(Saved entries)
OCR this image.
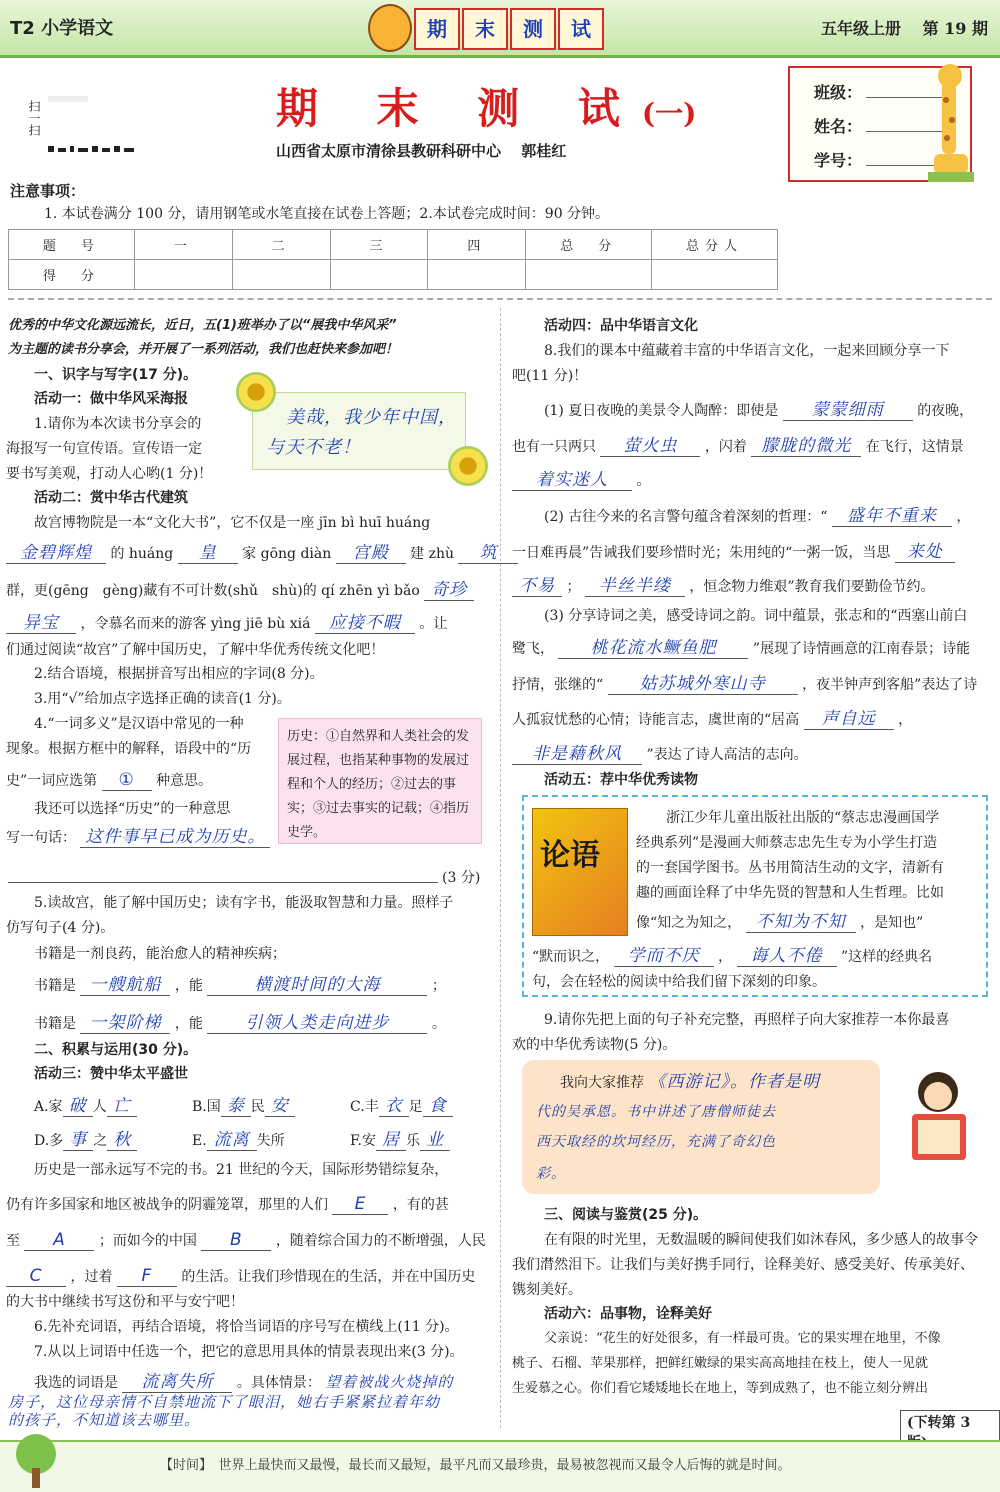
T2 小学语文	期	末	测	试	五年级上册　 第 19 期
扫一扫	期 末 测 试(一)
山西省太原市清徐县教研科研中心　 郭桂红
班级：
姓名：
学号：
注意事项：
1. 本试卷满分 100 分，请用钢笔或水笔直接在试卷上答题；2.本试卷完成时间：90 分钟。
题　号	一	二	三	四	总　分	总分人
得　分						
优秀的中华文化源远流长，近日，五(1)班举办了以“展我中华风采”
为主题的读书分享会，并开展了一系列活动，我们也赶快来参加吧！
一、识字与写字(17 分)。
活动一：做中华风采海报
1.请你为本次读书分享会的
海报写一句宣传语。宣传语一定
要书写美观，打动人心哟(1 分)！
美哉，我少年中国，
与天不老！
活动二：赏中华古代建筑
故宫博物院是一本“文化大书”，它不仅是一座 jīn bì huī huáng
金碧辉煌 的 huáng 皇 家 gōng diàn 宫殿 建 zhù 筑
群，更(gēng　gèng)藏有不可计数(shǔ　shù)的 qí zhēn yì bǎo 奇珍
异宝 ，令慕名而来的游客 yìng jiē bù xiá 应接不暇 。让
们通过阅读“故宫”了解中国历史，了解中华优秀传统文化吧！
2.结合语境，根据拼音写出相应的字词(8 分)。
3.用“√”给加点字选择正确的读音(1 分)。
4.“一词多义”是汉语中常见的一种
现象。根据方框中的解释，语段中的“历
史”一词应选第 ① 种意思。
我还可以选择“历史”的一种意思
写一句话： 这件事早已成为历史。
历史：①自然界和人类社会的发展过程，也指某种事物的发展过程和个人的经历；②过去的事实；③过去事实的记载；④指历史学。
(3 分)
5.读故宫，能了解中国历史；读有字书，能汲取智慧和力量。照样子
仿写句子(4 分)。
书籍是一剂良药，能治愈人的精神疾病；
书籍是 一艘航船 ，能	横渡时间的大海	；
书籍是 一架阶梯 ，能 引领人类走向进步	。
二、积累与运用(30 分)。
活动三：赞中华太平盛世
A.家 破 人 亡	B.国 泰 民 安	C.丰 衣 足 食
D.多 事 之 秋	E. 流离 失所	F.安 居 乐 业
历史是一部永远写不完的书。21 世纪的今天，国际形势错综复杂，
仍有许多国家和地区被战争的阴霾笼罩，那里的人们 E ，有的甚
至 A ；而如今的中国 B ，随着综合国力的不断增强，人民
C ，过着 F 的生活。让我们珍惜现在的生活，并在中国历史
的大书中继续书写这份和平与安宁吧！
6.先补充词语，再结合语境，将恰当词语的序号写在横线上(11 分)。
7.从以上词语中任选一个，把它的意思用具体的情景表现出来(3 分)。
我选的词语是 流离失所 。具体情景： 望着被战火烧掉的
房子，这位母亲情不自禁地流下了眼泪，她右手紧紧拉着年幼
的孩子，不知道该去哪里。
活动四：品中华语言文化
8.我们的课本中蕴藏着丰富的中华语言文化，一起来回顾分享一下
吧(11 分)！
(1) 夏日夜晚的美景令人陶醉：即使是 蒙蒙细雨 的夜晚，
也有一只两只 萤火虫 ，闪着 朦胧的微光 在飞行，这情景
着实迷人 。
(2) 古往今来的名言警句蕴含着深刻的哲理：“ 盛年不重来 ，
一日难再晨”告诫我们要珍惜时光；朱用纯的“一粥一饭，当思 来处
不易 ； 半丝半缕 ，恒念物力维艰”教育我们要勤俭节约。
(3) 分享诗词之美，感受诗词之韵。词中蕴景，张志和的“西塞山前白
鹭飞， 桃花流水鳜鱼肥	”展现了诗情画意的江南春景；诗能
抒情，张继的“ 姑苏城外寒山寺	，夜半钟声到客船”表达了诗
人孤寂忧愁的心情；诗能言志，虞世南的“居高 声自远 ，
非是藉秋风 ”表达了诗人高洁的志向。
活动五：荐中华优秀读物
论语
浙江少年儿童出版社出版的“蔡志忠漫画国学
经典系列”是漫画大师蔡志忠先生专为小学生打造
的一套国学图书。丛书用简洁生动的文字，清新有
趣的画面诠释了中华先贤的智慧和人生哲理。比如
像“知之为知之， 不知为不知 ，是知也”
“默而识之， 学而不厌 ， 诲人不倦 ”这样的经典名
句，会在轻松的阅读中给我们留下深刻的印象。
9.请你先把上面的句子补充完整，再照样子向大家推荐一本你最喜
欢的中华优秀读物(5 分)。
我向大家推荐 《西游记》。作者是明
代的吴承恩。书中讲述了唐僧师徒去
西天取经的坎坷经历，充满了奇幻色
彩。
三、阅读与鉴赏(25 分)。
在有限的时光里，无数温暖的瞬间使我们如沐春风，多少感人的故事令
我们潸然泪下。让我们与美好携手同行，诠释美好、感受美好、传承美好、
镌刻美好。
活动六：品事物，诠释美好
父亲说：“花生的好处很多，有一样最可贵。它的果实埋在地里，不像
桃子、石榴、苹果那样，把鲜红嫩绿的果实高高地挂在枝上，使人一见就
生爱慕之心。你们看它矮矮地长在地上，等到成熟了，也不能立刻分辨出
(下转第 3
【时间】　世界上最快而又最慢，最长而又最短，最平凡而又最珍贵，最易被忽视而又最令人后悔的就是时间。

==

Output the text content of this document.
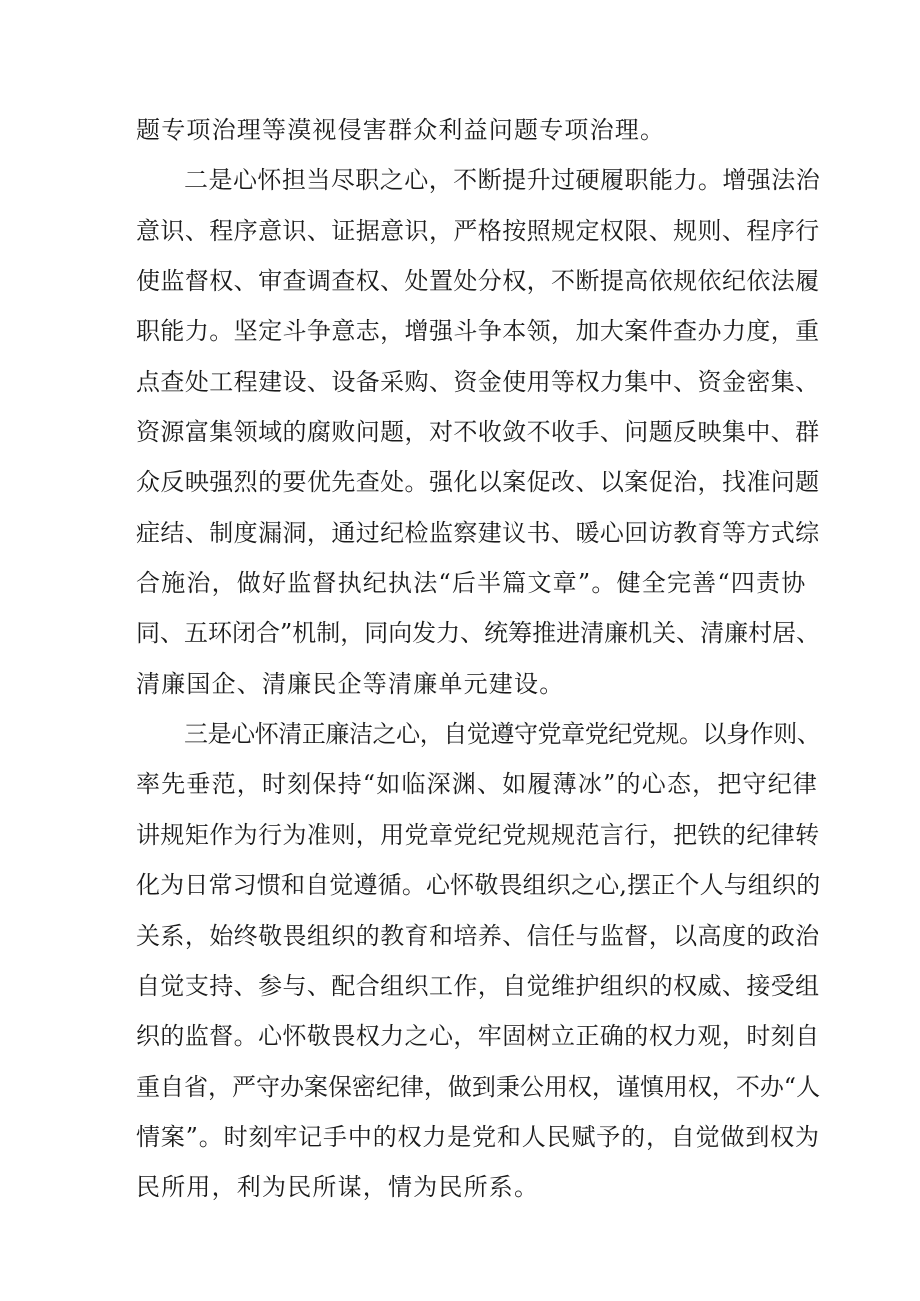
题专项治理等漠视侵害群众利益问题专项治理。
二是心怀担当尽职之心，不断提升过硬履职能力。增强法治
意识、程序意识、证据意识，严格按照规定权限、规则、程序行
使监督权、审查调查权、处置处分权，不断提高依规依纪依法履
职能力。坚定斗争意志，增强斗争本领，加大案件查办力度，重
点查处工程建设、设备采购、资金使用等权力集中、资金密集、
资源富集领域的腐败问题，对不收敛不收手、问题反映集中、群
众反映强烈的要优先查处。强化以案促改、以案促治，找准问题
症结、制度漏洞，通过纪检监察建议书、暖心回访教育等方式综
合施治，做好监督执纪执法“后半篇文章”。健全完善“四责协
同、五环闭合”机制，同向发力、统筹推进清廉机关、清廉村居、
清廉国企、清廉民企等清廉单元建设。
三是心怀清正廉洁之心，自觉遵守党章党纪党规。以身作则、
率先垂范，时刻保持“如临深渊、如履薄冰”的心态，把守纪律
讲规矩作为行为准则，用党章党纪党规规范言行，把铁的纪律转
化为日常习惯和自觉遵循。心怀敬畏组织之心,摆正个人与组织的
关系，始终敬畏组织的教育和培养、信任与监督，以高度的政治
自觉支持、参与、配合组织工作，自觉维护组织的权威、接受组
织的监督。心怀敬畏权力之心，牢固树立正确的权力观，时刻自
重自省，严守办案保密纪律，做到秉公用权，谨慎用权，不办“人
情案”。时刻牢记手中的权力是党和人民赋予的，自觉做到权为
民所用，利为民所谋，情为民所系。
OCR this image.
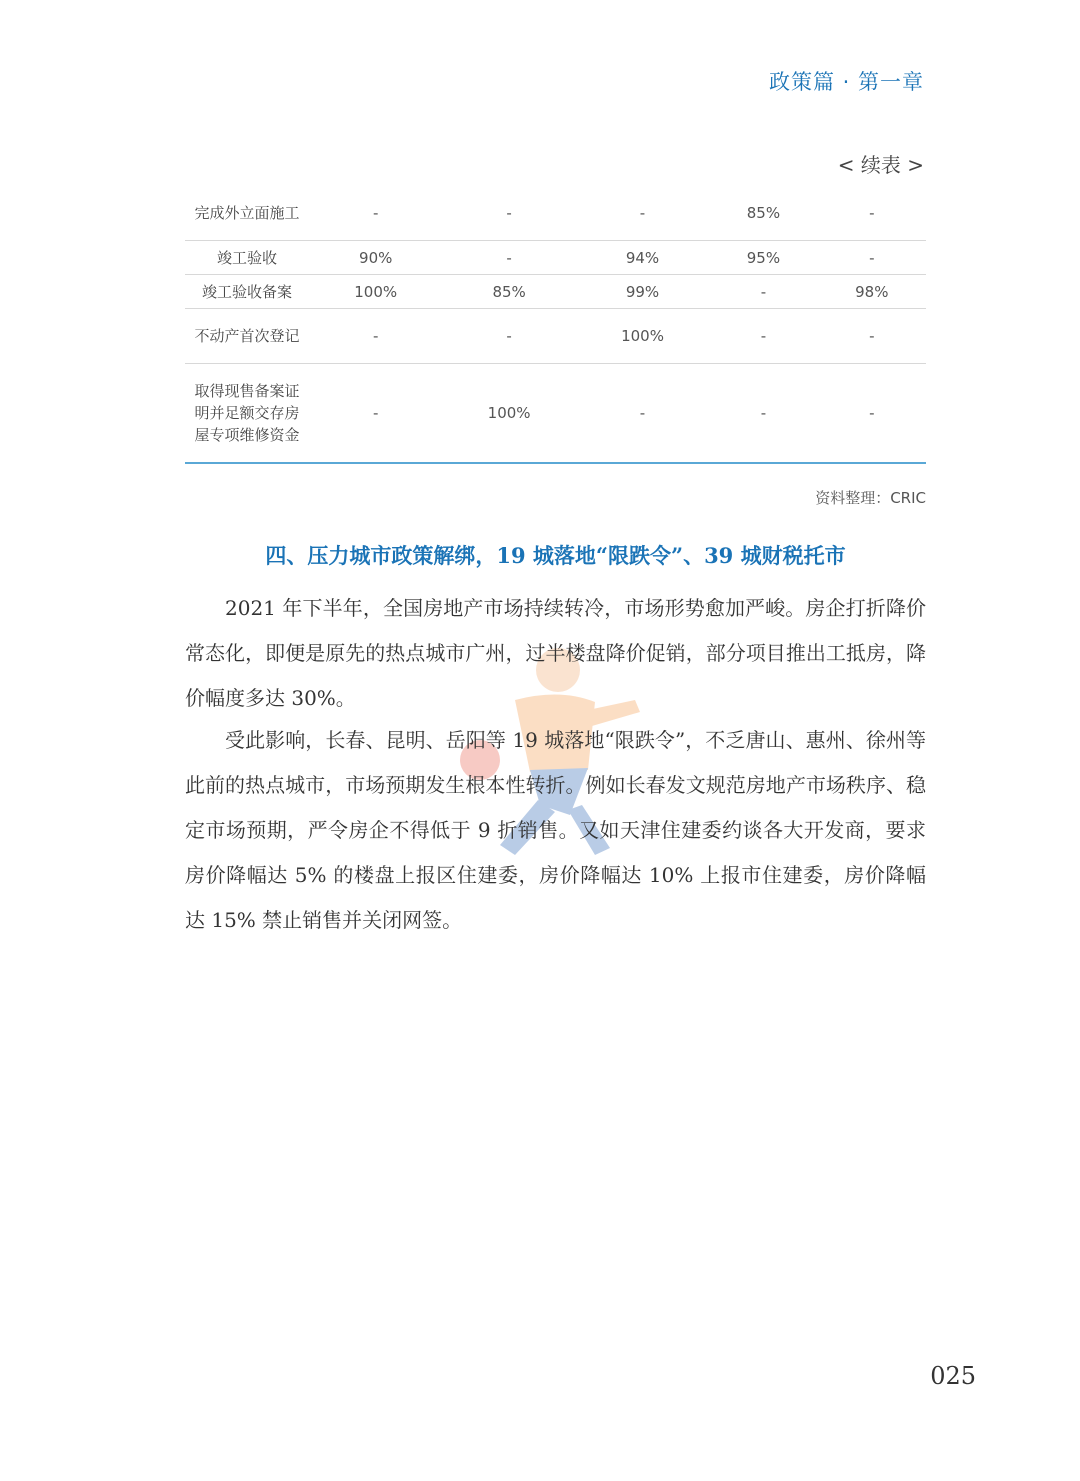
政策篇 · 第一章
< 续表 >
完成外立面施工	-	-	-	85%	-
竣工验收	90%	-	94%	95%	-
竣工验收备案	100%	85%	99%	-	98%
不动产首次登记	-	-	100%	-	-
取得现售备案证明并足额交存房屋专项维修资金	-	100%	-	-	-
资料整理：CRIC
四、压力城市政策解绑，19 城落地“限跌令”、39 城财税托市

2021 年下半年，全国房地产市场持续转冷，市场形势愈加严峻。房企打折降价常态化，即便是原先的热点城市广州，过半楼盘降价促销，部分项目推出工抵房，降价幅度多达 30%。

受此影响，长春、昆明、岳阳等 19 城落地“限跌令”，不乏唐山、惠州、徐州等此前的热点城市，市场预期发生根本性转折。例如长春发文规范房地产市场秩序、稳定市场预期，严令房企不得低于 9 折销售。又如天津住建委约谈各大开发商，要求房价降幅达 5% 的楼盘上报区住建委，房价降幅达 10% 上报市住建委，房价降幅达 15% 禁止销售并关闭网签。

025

◆ **WRITTEN REQUEST**
Some lines of the data may hold the word "诠释美好". Say how many do, with nothing else.

◆ **RESULT OF THIS TASK**
2